**SHORT EXERCISE**
Copy out, word for word, the stretch of the records from their first line through the line containing "step-label: Policy name [55,26,78,31]", including both of those lines.

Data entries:
--- begin ---
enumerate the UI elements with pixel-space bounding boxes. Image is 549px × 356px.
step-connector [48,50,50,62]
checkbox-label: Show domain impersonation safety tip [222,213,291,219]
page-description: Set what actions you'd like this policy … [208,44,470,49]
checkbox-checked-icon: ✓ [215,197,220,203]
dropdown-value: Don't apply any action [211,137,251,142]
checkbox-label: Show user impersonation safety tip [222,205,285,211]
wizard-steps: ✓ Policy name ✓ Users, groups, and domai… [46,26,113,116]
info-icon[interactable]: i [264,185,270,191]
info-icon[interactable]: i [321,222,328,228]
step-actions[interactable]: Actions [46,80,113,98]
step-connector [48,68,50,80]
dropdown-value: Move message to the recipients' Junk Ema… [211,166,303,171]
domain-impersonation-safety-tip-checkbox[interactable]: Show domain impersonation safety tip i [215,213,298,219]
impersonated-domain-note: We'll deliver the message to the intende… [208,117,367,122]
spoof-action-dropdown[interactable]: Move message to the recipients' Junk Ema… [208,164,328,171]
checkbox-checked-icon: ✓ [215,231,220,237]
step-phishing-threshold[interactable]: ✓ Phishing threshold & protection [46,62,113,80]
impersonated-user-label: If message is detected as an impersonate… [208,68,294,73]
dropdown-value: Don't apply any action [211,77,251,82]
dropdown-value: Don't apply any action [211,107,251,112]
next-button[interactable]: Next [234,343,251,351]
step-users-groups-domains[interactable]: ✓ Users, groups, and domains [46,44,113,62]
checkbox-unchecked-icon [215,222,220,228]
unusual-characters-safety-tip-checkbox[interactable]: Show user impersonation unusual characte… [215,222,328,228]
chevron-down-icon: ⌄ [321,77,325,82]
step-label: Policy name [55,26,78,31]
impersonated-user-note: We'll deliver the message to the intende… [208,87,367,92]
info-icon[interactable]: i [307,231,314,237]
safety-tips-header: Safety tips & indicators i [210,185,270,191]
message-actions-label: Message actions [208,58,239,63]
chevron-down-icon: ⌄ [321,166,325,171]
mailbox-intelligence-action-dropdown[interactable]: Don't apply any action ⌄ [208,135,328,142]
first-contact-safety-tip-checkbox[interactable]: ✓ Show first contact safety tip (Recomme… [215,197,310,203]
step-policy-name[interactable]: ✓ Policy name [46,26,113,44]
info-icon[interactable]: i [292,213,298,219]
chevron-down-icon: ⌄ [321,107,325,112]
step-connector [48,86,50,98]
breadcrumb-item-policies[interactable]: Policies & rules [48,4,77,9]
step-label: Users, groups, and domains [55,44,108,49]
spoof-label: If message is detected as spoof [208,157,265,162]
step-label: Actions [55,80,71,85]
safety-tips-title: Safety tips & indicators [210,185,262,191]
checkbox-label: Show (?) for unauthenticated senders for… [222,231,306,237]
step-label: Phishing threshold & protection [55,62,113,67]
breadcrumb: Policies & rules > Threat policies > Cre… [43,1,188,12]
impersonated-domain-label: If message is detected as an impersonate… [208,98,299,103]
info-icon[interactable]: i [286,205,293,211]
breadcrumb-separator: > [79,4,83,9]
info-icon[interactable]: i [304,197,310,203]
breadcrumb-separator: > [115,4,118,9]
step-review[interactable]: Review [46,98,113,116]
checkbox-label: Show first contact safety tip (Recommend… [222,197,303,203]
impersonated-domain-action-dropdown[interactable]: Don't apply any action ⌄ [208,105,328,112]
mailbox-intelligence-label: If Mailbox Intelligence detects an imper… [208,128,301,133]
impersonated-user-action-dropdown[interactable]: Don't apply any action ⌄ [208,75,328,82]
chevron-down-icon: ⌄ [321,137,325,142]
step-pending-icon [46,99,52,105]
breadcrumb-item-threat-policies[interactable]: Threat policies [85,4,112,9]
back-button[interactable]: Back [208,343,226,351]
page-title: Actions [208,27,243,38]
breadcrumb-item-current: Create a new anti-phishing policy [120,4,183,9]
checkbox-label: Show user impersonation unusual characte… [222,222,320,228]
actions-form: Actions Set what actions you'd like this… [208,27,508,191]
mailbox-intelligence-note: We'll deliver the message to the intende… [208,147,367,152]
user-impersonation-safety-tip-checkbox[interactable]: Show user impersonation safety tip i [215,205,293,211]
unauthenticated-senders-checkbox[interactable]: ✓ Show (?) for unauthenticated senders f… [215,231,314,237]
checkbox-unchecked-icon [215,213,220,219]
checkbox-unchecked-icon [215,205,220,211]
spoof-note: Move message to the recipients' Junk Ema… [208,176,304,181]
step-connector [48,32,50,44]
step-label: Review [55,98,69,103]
--- end ---
**EXPECTED ANSWER**
enumerate the UI elements with pixel-space bounding boxes. Image is 549px × 356px.
step-connector [48,50,50,62]
checkbox-label: Show domain impersonation safety tip [222,213,291,219]
page-description: Set what actions you'd like this policy … [208,44,470,49]
checkbox-checked-icon: ✓ [215,197,220,203]
dropdown-value: Don't apply any action [211,137,251,142]
checkbox-label: Show user impersonation safety tip [222,205,285,211]
wizard-steps: ✓ Policy name ✓ Users, groups, and domai… [46,26,113,116]
info-icon[interactable]: i [264,185,270,191]
info-icon[interactable]: i [321,222,328,228]
step-actions[interactable]: Actions [46,80,113,98]
step-connector [48,68,50,80]
dropdown-value: Move message to the recipients' Junk Ema… [211,166,303,171]
domain-impersonation-safety-tip-checkbox[interactable]: Show domain impersonation safety tip i [215,213,298,219]
impersonated-domain-note: We'll deliver the message to the intende… [208,117,367,122]
spoof-action-dropdown[interactable]: Move message to the recipients' Junk Ema… [208,164,328,171]
checkbox-checked-icon: ✓ [215,231,220,237]
step-phishing-threshold[interactable]: ✓ Phishing threshold & protection [46,62,113,80]
impersonated-user-label: If message is detected as an impersonate… [208,68,294,73]
dropdown-value: Don't apply any action [211,77,251,82]
dropdown-value: Don't apply any action [211,107,251,112]
next-button[interactable]: Next [234,343,251,351]
step-users-groups-domains[interactable]: ✓ Users, groups, and domains [46,44,113,62]
checkbox-unchecked-icon [215,222,220,228]
unusual-characters-safety-tip-checkbox[interactable]: Show user impersonation unusual characte… [215,222,328,228]
chevron-down-icon: ⌄ [321,77,325,82]
step-label: Policy name [55,26,78,31]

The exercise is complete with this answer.